→ Stated task: Format the rows from the start through the line containing "projection-prefix: These parameters" as a Markdown table with the columns No. and Row text, leaving out blank lines.

++++

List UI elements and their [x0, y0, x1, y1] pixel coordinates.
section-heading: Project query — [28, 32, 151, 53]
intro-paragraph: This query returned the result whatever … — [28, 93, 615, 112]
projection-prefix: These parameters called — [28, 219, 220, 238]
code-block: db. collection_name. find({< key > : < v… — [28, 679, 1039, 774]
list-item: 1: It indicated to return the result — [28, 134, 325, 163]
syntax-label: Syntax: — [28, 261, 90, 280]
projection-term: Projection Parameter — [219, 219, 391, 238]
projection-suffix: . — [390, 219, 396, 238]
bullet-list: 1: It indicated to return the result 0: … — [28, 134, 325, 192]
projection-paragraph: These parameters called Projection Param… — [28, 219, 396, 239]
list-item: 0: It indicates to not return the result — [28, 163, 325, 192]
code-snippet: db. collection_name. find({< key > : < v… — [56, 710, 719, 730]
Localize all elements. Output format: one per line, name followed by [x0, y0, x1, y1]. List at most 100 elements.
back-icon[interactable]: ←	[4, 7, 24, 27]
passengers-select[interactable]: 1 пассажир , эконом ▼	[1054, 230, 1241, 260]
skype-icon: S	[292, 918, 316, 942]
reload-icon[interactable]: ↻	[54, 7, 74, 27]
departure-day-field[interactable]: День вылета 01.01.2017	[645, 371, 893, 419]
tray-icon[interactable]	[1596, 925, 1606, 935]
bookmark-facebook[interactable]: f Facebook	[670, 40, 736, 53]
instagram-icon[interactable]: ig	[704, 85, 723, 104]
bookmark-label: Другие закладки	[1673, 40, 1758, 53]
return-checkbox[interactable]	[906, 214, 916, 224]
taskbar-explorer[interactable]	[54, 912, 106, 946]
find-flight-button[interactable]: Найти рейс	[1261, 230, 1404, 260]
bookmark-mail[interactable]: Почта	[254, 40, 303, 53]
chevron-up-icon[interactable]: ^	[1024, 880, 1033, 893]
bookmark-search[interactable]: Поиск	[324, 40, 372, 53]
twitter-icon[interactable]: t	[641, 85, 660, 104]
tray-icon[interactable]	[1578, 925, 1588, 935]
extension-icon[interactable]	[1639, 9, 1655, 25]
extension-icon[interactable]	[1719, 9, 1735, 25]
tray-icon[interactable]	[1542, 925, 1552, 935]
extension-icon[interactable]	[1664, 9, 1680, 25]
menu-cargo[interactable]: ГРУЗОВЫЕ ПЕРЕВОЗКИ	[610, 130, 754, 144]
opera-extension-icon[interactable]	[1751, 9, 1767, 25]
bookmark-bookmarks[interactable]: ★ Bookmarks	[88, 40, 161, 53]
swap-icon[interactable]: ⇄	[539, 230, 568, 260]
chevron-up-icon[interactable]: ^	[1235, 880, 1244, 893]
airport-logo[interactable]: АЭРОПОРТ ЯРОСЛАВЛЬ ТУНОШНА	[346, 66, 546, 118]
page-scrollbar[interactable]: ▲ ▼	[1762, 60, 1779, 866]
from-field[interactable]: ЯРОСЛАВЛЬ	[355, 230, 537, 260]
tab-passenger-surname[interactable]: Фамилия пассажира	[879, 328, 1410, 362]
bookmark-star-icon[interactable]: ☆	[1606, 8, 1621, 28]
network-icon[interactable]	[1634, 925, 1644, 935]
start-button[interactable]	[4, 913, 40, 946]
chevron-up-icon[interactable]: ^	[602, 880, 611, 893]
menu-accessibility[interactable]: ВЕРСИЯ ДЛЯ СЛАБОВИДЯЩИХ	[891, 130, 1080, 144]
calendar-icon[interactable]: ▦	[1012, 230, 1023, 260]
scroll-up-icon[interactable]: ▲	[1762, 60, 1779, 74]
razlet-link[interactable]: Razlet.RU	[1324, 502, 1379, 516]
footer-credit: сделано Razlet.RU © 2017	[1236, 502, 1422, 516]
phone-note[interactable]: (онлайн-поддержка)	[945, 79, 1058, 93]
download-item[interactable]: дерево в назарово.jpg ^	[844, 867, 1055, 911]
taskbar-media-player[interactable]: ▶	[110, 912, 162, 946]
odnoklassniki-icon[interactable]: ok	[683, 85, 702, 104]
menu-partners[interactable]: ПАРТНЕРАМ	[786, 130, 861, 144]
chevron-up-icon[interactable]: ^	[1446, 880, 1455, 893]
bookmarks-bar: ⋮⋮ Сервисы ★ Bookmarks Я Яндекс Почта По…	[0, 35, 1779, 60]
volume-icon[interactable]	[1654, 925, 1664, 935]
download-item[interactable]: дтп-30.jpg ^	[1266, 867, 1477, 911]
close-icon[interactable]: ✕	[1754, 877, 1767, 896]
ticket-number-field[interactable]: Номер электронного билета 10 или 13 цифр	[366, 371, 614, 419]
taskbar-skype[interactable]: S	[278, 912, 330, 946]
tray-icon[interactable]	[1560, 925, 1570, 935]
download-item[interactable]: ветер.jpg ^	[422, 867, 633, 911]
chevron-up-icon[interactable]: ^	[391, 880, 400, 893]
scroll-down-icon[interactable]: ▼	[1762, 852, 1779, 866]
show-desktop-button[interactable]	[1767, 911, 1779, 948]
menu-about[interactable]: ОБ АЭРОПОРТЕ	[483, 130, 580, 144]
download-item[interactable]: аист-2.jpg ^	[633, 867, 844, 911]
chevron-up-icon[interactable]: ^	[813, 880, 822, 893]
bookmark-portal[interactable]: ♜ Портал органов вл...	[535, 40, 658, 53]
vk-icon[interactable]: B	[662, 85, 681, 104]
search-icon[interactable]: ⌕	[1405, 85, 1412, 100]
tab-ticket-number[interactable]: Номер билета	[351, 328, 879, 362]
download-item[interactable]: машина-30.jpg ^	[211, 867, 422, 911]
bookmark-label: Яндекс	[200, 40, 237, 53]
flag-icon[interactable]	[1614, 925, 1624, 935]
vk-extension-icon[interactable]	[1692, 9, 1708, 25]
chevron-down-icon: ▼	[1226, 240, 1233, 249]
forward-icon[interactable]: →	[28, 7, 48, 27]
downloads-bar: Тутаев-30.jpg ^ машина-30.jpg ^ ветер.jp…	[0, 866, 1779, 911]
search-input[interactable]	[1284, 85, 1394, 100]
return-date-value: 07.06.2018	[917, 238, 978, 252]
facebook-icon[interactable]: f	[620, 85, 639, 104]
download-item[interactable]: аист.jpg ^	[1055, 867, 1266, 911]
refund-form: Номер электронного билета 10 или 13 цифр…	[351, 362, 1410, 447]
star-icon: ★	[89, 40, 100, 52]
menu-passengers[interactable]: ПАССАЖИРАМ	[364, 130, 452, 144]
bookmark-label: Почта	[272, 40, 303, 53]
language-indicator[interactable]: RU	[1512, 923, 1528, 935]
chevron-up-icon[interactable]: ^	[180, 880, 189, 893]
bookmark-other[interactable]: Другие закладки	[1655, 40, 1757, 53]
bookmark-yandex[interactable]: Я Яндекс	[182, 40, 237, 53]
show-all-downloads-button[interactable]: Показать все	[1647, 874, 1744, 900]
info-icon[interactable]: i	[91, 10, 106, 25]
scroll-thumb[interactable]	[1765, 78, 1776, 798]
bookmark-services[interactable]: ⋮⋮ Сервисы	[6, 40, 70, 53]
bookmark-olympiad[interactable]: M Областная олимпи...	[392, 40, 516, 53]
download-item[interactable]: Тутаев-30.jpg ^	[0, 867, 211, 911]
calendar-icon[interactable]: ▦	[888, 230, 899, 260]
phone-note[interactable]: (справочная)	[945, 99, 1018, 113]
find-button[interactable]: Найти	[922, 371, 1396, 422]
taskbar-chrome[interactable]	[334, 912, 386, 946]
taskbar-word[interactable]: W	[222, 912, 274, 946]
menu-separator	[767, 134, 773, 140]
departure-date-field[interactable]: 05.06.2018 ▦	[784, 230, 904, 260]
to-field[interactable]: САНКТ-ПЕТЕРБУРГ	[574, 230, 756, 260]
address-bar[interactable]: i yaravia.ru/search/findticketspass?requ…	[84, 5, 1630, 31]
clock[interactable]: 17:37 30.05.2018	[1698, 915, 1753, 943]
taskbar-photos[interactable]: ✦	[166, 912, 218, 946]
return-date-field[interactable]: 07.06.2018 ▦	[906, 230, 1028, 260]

++++

→ Solution to this problem:
| No. | Row text |
|---|---|
| 1 | List UI elements and their [x0, y0, x1, y1] pixel coordinates. |
| 2 | section-heading: Project query — [28, 32, 151, 53] |
| 3 | intro-paragraph: This query returned the result whatever … — [28, 93, 615, 112] |
| 4 | projection-prefix: These parameters called — [28, 219, 220, 238] |